Extracted text Start Marker

Don't need to own your own lab. Just client bill.
 
I think if someone were to look at my practice, they might say that my group perhaps orders H pylori IHC too liberally. My response is always the same and I have data to back my claims up. I live in an area that is known as the HP capital of the world. Everyone is on PPIs. We don't always see the bugs on H&E and I know that the critters are hiding deep. I've seen countless cases of minimal inflammation with rip roaring HP on IHC. Our clinicians are requesting the IHC themselves and feel slighted if we don't do the stain.

Extracted text End Marker
Given records Start Marker

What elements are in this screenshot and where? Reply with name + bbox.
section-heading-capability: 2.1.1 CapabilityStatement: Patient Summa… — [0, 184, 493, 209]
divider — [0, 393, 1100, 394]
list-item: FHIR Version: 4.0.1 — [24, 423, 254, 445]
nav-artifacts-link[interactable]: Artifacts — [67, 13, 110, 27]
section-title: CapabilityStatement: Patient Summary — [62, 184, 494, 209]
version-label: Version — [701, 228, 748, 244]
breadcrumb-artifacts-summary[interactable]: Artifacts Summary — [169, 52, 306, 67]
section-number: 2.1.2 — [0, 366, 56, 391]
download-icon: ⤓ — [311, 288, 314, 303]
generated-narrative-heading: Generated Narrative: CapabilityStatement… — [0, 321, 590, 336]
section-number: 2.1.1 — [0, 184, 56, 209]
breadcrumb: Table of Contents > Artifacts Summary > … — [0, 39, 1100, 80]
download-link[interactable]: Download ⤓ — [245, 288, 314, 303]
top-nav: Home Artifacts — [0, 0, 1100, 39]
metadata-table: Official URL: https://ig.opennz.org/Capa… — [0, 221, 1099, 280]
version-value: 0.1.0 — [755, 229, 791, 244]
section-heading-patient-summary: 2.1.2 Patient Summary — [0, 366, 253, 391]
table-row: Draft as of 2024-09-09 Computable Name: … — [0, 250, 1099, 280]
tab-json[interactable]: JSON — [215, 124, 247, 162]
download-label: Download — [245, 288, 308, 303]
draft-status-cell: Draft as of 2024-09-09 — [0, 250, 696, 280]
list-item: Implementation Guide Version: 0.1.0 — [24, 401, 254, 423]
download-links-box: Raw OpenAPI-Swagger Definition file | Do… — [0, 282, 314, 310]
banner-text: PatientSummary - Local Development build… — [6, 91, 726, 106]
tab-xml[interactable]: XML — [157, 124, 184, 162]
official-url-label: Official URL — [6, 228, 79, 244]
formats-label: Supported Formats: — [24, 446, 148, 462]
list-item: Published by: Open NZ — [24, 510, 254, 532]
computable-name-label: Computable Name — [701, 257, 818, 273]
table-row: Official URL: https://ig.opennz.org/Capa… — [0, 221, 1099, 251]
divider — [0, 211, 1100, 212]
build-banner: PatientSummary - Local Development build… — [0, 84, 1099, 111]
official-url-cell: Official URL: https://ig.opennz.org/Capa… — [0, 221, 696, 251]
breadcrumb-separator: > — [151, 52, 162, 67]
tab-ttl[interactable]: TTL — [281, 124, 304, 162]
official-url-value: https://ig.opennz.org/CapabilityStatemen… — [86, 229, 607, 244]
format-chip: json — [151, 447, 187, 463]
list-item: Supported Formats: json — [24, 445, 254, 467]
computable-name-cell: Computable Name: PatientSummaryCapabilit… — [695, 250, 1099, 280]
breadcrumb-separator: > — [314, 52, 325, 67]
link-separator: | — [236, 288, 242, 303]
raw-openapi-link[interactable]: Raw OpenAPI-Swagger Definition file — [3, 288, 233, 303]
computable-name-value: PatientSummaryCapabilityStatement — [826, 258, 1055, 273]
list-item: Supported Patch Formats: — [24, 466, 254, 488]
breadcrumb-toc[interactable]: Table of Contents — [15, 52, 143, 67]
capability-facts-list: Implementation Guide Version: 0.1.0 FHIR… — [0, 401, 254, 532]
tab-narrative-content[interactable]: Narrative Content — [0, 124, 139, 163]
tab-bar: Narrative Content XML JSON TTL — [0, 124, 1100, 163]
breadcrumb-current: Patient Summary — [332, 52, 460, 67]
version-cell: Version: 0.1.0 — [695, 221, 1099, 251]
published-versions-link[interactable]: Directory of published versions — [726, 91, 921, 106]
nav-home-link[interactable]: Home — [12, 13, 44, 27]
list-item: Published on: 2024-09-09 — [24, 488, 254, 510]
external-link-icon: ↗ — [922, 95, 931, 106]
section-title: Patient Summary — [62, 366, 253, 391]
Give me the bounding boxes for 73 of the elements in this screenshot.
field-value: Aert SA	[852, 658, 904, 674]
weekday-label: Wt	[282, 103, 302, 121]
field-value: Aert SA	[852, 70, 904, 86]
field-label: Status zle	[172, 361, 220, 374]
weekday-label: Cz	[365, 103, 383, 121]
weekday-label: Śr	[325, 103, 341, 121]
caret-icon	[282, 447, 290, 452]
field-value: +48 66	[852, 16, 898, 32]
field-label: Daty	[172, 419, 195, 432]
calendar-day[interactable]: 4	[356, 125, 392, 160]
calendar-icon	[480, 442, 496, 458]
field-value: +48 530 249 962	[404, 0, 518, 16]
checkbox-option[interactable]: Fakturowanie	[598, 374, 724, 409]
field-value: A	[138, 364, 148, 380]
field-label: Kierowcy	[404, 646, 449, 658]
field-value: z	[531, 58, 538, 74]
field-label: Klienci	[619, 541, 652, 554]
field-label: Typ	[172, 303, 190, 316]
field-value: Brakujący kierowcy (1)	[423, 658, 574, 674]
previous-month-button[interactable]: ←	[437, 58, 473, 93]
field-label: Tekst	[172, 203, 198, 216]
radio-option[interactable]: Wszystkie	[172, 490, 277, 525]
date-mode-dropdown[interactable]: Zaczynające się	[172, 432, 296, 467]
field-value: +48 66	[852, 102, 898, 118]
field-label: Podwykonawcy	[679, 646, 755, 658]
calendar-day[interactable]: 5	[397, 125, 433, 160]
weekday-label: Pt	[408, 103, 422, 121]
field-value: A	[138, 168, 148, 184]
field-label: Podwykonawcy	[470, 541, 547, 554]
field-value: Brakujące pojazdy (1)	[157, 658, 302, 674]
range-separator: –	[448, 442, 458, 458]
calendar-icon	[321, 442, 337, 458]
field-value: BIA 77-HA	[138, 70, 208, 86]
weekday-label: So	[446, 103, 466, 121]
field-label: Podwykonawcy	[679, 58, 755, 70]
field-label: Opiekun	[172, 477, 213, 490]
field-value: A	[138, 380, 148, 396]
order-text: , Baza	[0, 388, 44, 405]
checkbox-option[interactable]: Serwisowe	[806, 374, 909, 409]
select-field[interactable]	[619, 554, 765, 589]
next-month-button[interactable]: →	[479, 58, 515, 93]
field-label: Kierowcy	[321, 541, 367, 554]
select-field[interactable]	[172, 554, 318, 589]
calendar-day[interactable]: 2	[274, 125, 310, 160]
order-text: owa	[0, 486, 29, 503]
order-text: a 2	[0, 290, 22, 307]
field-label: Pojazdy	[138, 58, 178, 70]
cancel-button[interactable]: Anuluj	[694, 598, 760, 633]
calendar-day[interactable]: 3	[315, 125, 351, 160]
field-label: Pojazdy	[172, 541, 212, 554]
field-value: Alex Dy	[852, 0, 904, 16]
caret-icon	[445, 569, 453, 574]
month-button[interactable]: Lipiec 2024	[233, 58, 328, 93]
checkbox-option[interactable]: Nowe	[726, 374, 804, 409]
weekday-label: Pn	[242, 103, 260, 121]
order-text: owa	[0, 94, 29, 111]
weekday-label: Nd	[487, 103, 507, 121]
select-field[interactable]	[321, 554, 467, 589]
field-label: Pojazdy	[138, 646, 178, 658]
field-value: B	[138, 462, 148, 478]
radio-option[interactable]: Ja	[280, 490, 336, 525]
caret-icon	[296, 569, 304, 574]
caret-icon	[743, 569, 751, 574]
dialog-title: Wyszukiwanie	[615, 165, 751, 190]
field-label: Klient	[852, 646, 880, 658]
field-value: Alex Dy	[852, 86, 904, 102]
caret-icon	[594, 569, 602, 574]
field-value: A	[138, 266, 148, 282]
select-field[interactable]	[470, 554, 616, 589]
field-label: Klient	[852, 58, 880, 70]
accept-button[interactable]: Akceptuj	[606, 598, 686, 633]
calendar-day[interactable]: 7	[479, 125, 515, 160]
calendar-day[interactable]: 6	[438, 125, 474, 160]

Given records End Marker

> [Set of tasks]
1. In the post on H pylori testing, what does the writer say their area is known as?
2. Please carry on the post on H pylori testing from its last sentence.
The rows were drawn from a different source.

> [Answers to this exercise]
1. The HP capital of the world.

2.
Overall, our group's utilization of IHC is probably within the normal limits of utilization. I think I mentioned this in another thread but my group recently acquired a contract for a local hospital where the former pathologist deferred any case that required IHC for "expert consultation" to a lab that rhymes with a popular TV show. This particular lab ordered anywhere from 15-30 IHC on every case no matter what. This is not an exaggeration. I saw 29 IHC ordered on a pleural fluid cell block on a case that was finally diagnosed with "atypical mesothelial cells present." I mentioned here in another thread that a cervical cone biopsy was sent for consult and it came back with a diagnosis of "CIN III" and 8 IHC were ordered including CD138, CK 5/6 and CK OSCAR. I am not sure what kind of contractual agreement was set up between the lab and the hospital, but this was obviously very fishy. If you ask my what kind of medical director would allow this to continue... I'd have to say that person was probably receiving a little kick back or honestly and truly had no idea how IHC works. This sort of reminds me of that scene in the movie Casino where Robert DeNiro calls out Joe Bob Briggs for either being too stupid to realize he was being taken or was in on the fix to begin with when the slot machines were being robbed.